Given instruction: Extract, from the records beneath this instruction, each line that contains the word "ylabel".

Entries shown:
○ ○ ○ ○
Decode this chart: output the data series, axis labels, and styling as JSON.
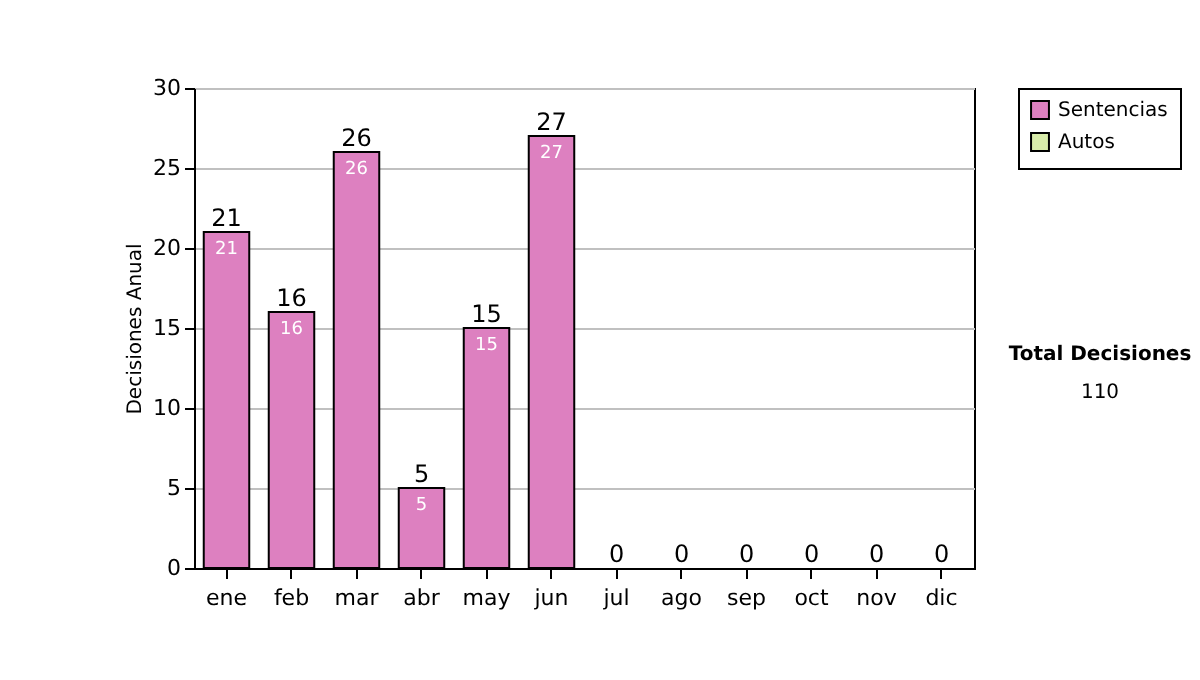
{
  "chart_data": {
    "type": "bar",
    "ylabel": "Decisiones Anual",
    "stacked": true,
    "categories": [
      "ene",
      "feb",
      "mar",
      "abr",
      "may",
      "jun",
      "jul",
      "ago",
      "sep",
      "oct",
      "nov",
      "dic"
    ],
    "series": [
      {
        "name": "Sentencias",
        "color": "#dd80c0",
        "values": [
          21,
          16,
          26,
          5,
          15,
          27,
          0,
          0,
          0,
          0,
          0,
          0
        ],
        "value_labels": [
          "21",
          "16",
          "26",
          "5",
          "15",
          "27",
          null,
          null,
          null,
          null,
          null,
          null
        ]
      },
      {
        "name": "Autos",
        "color": "#d8ecaa",
        "values": [
          0,
          0,
          0,
          0,
          0,
          0,
          0,
          0,
          0,
          0,
          0,
          0
        ]
      }
    ],
    "totals": [
      "21",
      "16",
      "26",
      "5",
      "15",
      "27",
      "0",
      "0",
      "0",
      "0",
      "0",
      "0"
    ],
    "ylim": [
      0,
      30
    ],
    "yticks": [
      0,
      5,
      10,
      15,
      20,
      25,
      30
    ],
    "grid": "y",
    "legend": "right",
    "annotations": [
      "Total Decisiones",
      "110"
    ]
  }
}
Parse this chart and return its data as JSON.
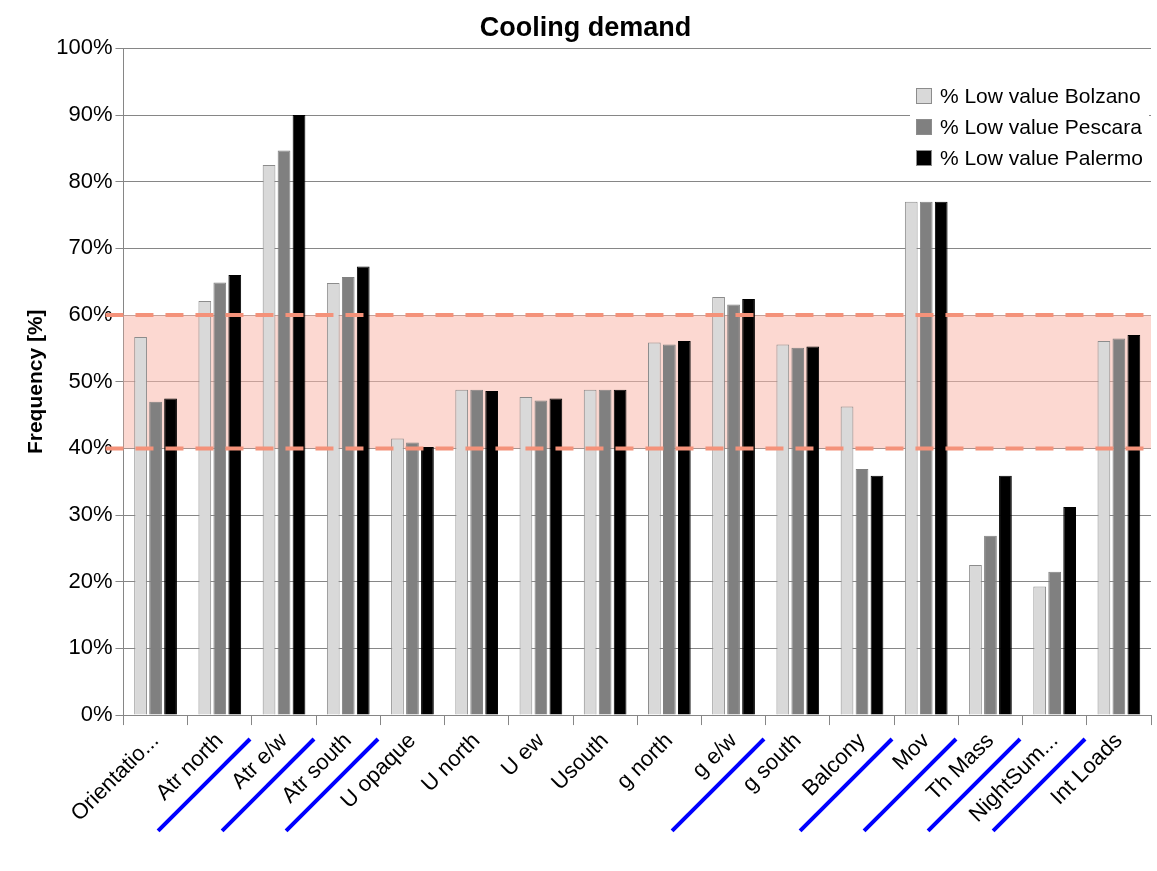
{
  "chart_data": {
    "type": "bar",
    "title": "Cooling demand",
    "ylabel": "Frequency [%]",
    "categories": [
      "Orientatio...",
      "Atr north",
      "Atr e/w",
      "Atr south",
      "U opaque",
      "U north",
      "U ew",
      "Usouth",
      "g north",
      "g e/w",
      "g south",
      "Balcony",
      "Mov",
      "Th Mass",
      "NightSum...",
      "Int Loads"
    ],
    "series": [
      {
        "name": "% Low value Bolzano",
        "color": "#d9d9d9",
        "values": [
          56.7,
          62.1,
          82.5,
          64.8,
          41.5,
          48.8,
          47.7,
          48.8,
          55.9,
          62.7,
          55.6,
          46.3,
          77,
          22.5,
          19.3,
          56.1
        ]
      },
      {
        "name": "% Low value Pescara",
        "color": "#808080",
        "values": [
          47.0,
          64.9,
          84.7,
          65.7,
          40.9,
          48.8,
          47.2,
          48.8,
          55.6,
          61.6,
          55.1,
          36.9,
          77,
          26.9,
          21.5,
          56.5
        ]
      },
      {
        "name": "% Low value Palermo",
        "color": "#000000",
        "values": [
          47.5,
          66.0,
          90.0,
          67.3,
          40.2,
          48.6,
          47.5,
          48.8,
          56.1,
          62.4,
          55.3,
          35.9,
          77,
          35.9,
          31.2,
          57.0
        ]
      }
    ],
    "ylim": [
      0,
      100
    ],
    "yticks": [
      {
        "value": 0,
        "label": "0%"
      },
      {
        "value": 10,
        "label": "10%"
      },
      {
        "value": 20,
        "label": "20%"
      },
      {
        "value": 30,
        "label": "30%"
      },
      {
        "value": 40,
        "label": "40%"
      },
      {
        "value": 50,
        "label": "50%"
      },
      {
        "value": 60,
        "label": "60%"
      },
      {
        "value": 70,
        "label": "70%"
      },
      {
        "value": 80,
        "label": "80%"
      },
      {
        "value": 90,
        "label": "90%"
      },
      {
        "value": 100,
        "label": "100%"
      }
    ],
    "grid": "y",
    "legend": "top right",
    "bands": [
      {
        "axis": "y",
        "from": 40,
        "to": 60,
        "color": "#f9b8ac"
      }
    ]
  }
}
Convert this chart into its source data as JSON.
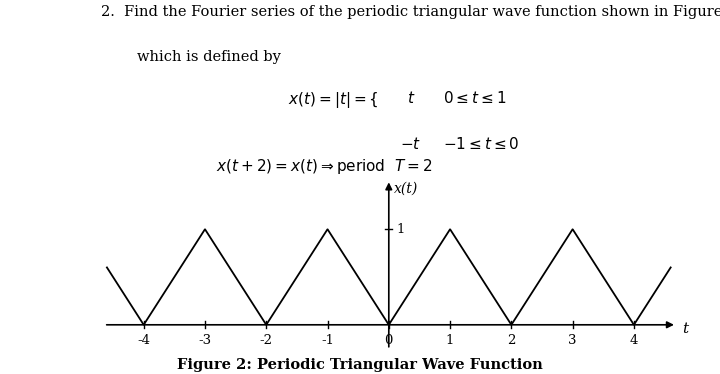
{
  "xlabel": "t",
  "ylabel": "x(t)",
  "xmin": -4.7,
  "xmax": 4.7,
  "ymin": -0.28,
  "ymax": 1.52,
  "xticks": [
    -4,
    -3,
    -2,
    -1,
    0,
    1,
    2,
    3,
    4
  ],
  "ytick_val": 1.0,
  "figure_caption": "Figure 2: Periodic Triangular Wave Function",
  "bg_color": "#ffffff",
  "line_color": "#000000",
  "axis_color": "#000000",
  "font_size_text": 10.5,
  "font_size_caption": 10.5,
  "font_size_tick": 9.5,
  "font_size_eq": 11
}
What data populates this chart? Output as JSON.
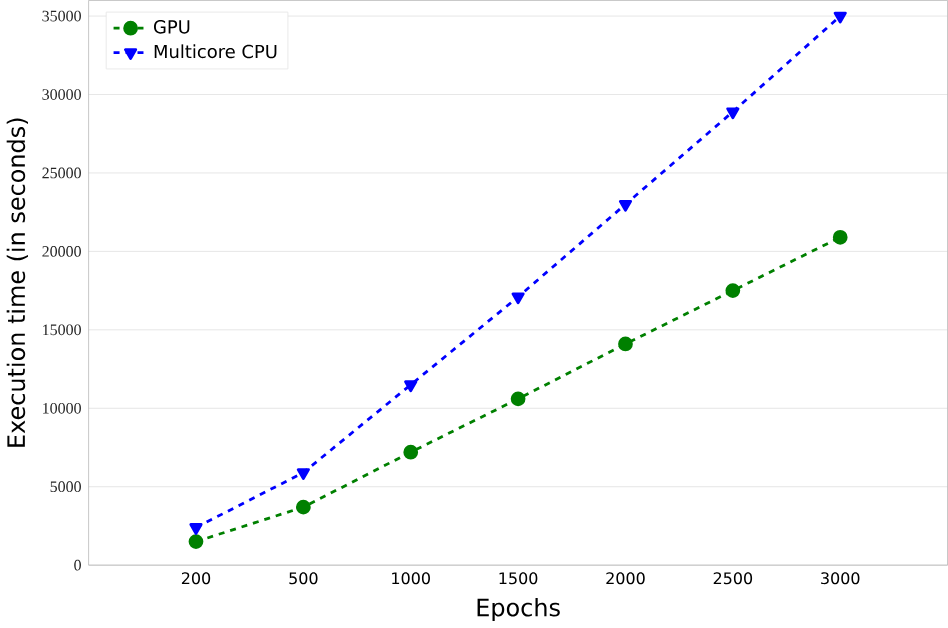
{
  "chart_data": {
    "type": "line",
    "xlabel": "Epochs",
    "ylabel": "Execution time (in seconds)",
    "categories": [
      "200",
      "500",
      "1000",
      "1500",
      "2000",
      "2500",
      "3000"
    ],
    "series": [
      {
        "name": "GPU",
        "color": "#008000",
        "marker": "circle",
        "line_style": "dashed",
        "values": [
          1500,
          3700,
          7200,
          10600,
          14100,
          17500,
          20900
        ]
      },
      {
        "name": "Multicore CPU",
        "color": "#0000ff",
        "marker": "triangle",
        "line_style": "dashed",
        "values": [
          2400,
          5900,
          11500,
          17100,
          23000,
          28900,
          35000
        ]
      }
    ],
    "ylim": [
      0,
      36000
    ],
    "yticks": [
      0,
      5000,
      10000,
      15000,
      20000,
      25000,
      30000,
      35000
    ],
    "grid": "y",
    "legend": "top left"
  }
}
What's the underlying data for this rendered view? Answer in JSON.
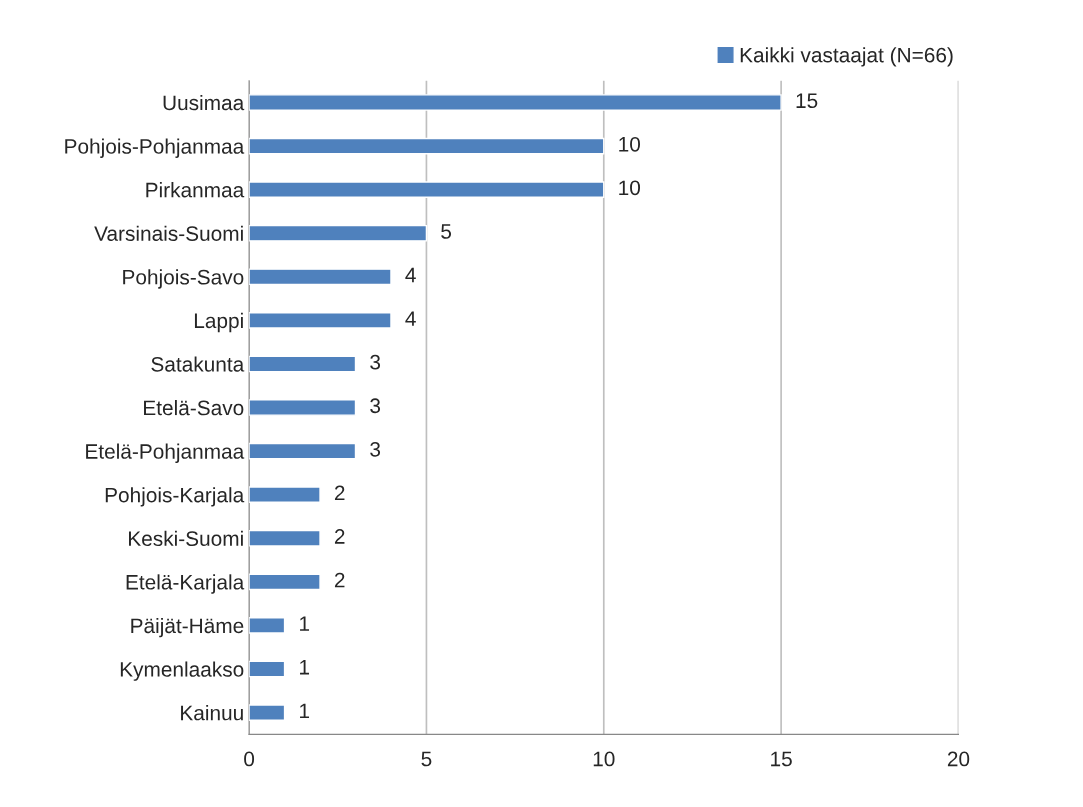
{
  "chart_data": {
    "type": "bar",
    "orientation": "horizontal",
    "categories": [
      "Uusimaa",
      "Pohjois-Pohjanmaa",
      "Pirkanmaa",
      "Varsinais-Suomi",
      "Pohjois-Savo",
      "Lappi",
      "Satakunta",
      "Etelä-Savo",
      "Etelä-Pohjanmaa",
      "Pohjois-Karjala",
      "Keski-Suomi",
      "Etelä-Karjala",
      "Päijät-Häme",
      "Kymenlaakso",
      "Kainuu"
    ],
    "series": [
      {
        "name": "Kaikki vastaajat (N=66)",
        "color": "#4f81bd",
        "values": [
          15,
          10,
          10,
          5,
          4,
          4,
          3,
          3,
          3,
          2,
          2,
          2,
          1,
          1,
          1
        ]
      }
    ],
    "xlim": [
      0,
      20
    ],
    "xticks": [
      0,
      5,
      10,
      15,
      20
    ],
    "grid": "x",
    "legend": "top right",
    "data_labels": true
  }
}
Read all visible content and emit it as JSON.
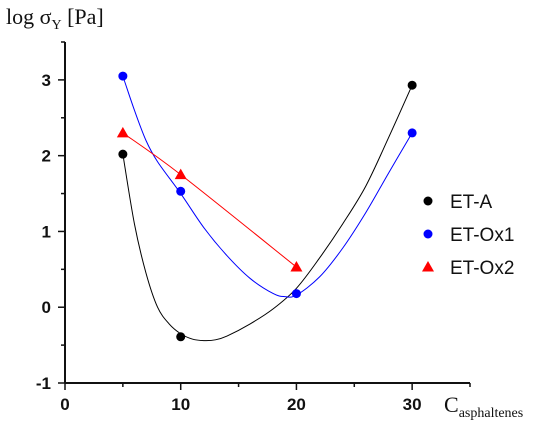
{
  "chart_data": {
    "type": "scatter",
    "title": "",
    "ylabel": {
      "main": "log σ",
      "sub": "Y",
      "unit": "[Pa]"
    },
    "xlabel": {
      "main": "C",
      "sub": "asphaltenes"
    },
    "xlim": [
      0,
      35
    ],
    "ylim": [
      -1,
      3.5
    ],
    "x_ticks": [
      0,
      10,
      20,
      30
    ],
    "y_ticks": [
      -1,
      0,
      1,
      2,
      3
    ],
    "grid": false,
    "legend_position": "right",
    "series": [
      {
        "name": "ET-A",
        "marker": "circle",
        "color": "#000000",
        "points": [
          [
            5,
            2.02
          ],
          [
            10,
            -0.39
          ],
          [
            30,
            2.93
          ]
        ],
        "fit_curve": [
          [
            5,
            2.02
          ],
          [
            6,
            1.1
          ],
          [
            7,
            0.45
          ],
          [
            8,
            0.0
          ],
          [
            9,
            -0.22
          ],
          [
            10,
            -0.35
          ],
          [
            11,
            -0.42
          ],
          [
            12,
            -0.44
          ],
          [
            13,
            -0.43
          ],
          [
            14,
            -0.38
          ],
          [
            16,
            -0.22
          ],
          [
            18,
            -0.02
          ],
          [
            20,
            0.25
          ],
          [
            22,
            0.65
          ],
          [
            24,
            1.1
          ],
          [
            26,
            1.6
          ],
          [
            28,
            2.25
          ],
          [
            30,
            2.93
          ]
        ]
      },
      {
        "name": "ET-Ox1",
        "marker": "circle",
        "color": "#0000ff",
        "points": [
          [
            5,
            3.05
          ],
          [
            10,
            1.53
          ],
          [
            20,
            0.18
          ],
          [
            30,
            2.3
          ]
        ],
        "fit_curve": [
          [
            5,
            3.05
          ],
          [
            6,
            2.6
          ],
          [
            7,
            2.2
          ],
          [
            8,
            1.92
          ],
          [
            10,
            1.5
          ],
          [
            12,
            1.05
          ],
          [
            14,
            0.68
          ],
          [
            16,
            0.38
          ],
          [
            18,
            0.18
          ],
          [
            19,
            0.14
          ],
          [
            20,
            0.16
          ],
          [
            22,
            0.4
          ],
          [
            24,
            0.78
          ],
          [
            26,
            1.25
          ],
          [
            28,
            1.78
          ],
          [
            30,
            2.3
          ]
        ]
      },
      {
        "name": "ET-Ox2",
        "marker": "triangle",
        "color": "#ff0000",
        "points": [
          [
            5,
            2.3
          ],
          [
            10,
            1.75
          ],
          [
            20,
            0.53
          ]
        ],
        "fit_curve": [
          [
            5,
            2.3
          ],
          [
            10,
            1.75
          ],
          [
            20,
            0.53
          ]
        ]
      }
    ]
  }
}
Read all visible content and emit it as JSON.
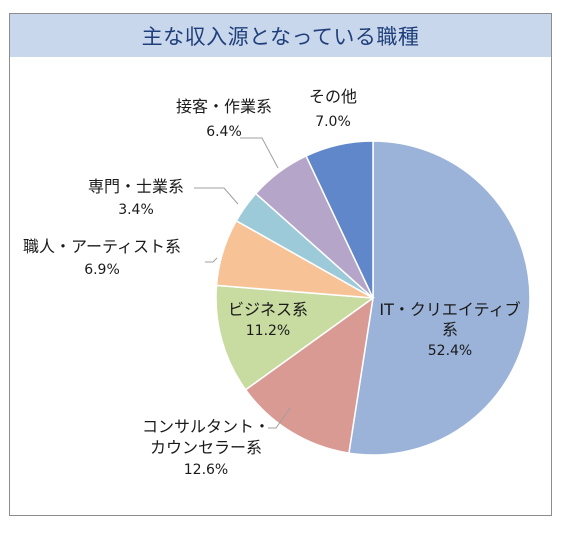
{
  "chart_data": {
    "type": "pie",
    "title": "主な収入源となっている職種",
    "slices": [
      {
        "name": "IT・クリエイティブ系",
        "value": 52.4,
        "pct_label": "52.4%",
        "color": "#9bb3d8",
        "label_lines": [
          "IT・クリエイティブ",
          "系"
        ]
      },
      {
        "name": "コンサルタント・カウンセラー系",
        "value": 12.6,
        "pct_label": "12.6%",
        "color": "#d99a94",
        "label_lines": [
          "コンサルタント・",
          "カウンセラー系"
        ]
      },
      {
        "name": "ビジネス系",
        "value": 11.2,
        "pct_label": "11.2%",
        "color": "#c8dba0",
        "label_lines": [
          "ビジネス系"
        ]
      },
      {
        "name": "職人・アーティスト系",
        "value": 6.9,
        "pct_label": "6.9%",
        "color": "#f7c396",
        "label_lines": [
          "職人・アーティスト系"
        ]
      },
      {
        "name": "専門・士業系",
        "value": 3.4,
        "pct_label": "3.4%",
        "color": "#9ccad8",
        "label_lines": [
          "専門・士業系"
        ]
      },
      {
        "name": "接客・作業系",
        "value": 6.4,
        "pct_label": "6.4%",
        "color": "#b5a5c9",
        "label_lines": [
          "接客・作業系"
        ]
      },
      {
        "name": "その他",
        "value": 7.0,
        "pct_label": "7.0%",
        "color": "#5f87c9",
        "label_lines": [
          "その他"
        ]
      }
    ]
  }
}
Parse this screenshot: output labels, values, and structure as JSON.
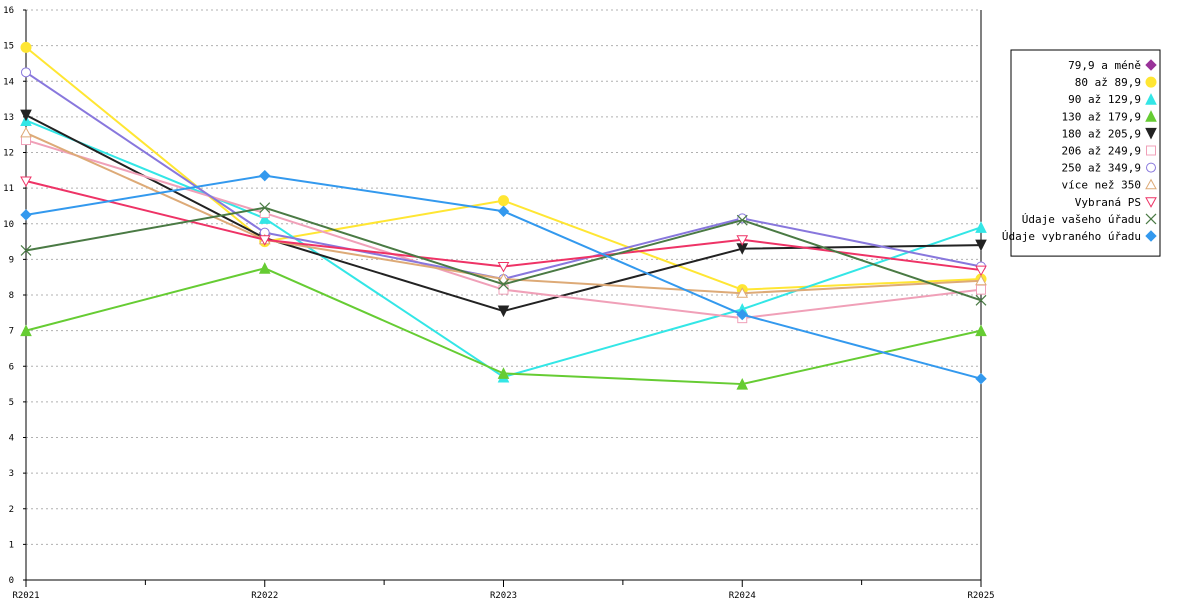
{
  "chart_data": {
    "type": "line",
    "x": [
      "R2021",
      "R2022",
      "R2023",
      "R2024",
      "R2025"
    ],
    "ylim": [
      0,
      16
    ],
    "yticks": [
      0,
      1,
      2,
      3,
      4,
      5,
      6,
      7,
      8,
      9,
      10,
      11,
      12,
      13,
      14,
      15,
      16
    ],
    "grid": true,
    "legend_position": "right",
    "series": [
      {
        "name": "79,9 a méně",
        "color": "#993399",
        "marker": "diamond",
        "values": [
          null,
          null,
          null,
          null,
          null
        ]
      },
      {
        "name": "80 až 89,9",
        "color": "#ffe633",
        "marker": "circle-filled",
        "values": [
          14.95,
          9.5,
          10.65,
          8.15,
          8.45
        ]
      },
      {
        "name": "90 až 129,9",
        "color": "#33e6e6",
        "marker": "triangle-up",
        "values": [
          12.9,
          10.15,
          5.7,
          7.6,
          9.9
        ]
      },
      {
        "name": "130 až 179,9",
        "color": "#66cc33",
        "marker": "triangle-up",
        "values": [
          7.0,
          8.75,
          5.8,
          5.5,
          7.0
        ]
      },
      {
        "name": "180 až 205,9",
        "color": "#222222",
        "marker": "triangle-down",
        "values": [
          13.05,
          9.6,
          7.55,
          9.3,
          9.4
        ]
      },
      {
        "name": "206 až 249,9",
        "color": "#f0a0b8",
        "marker": "square-open",
        "values": [
          12.35,
          10.3,
          8.15,
          7.35,
          8.15
        ]
      },
      {
        "name": "250 až 349,9",
        "color": "#8877dd",
        "marker": "circle-open",
        "values": [
          14.25,
          9.75,
          8.45,
          10.15,
          8.8
        ]
      },
      {
        "name": "více než 350",
        "color": "#ddaa77",
        "marker": "triangle-up-open",
        "values": [
          12.55,
          9.55,
          8.45,
          8.05,
          8.4
        ]
      },
      {
        "name": "Vybraná PS",
        "color": "#ee3366",
        "marker": "triangle-down-open",
        "values": [
          11.2,
          9.55,
          8.8,
          9.55,
          8.7
        ]
      },
      {
        "name": "Údaje vašeho úřadu",
        "color": "#4a7a44",
        "marker": "x",
        "values": [
          9.25,
          10.45,
          8.3,
          10.1,
          7.85
        ]
      },
      {
        "name": "Údaje vybraného úřadu",
        "color": "#3399ee",
        "marker": "diamond",
        "values": [
          10.25,
          11.35,
          10.35,
          7.45,
          5.65
        ]
      }
    ]
  }
}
○ ○ ○ ○
Expected answer:
    "ylabel": "Decisiones Anual",
    "ylabel": "Frequency [%]",
  "ylabel": "x(t)",
    "ylabel": "Execution time (in seconds)",
    "ylabel": {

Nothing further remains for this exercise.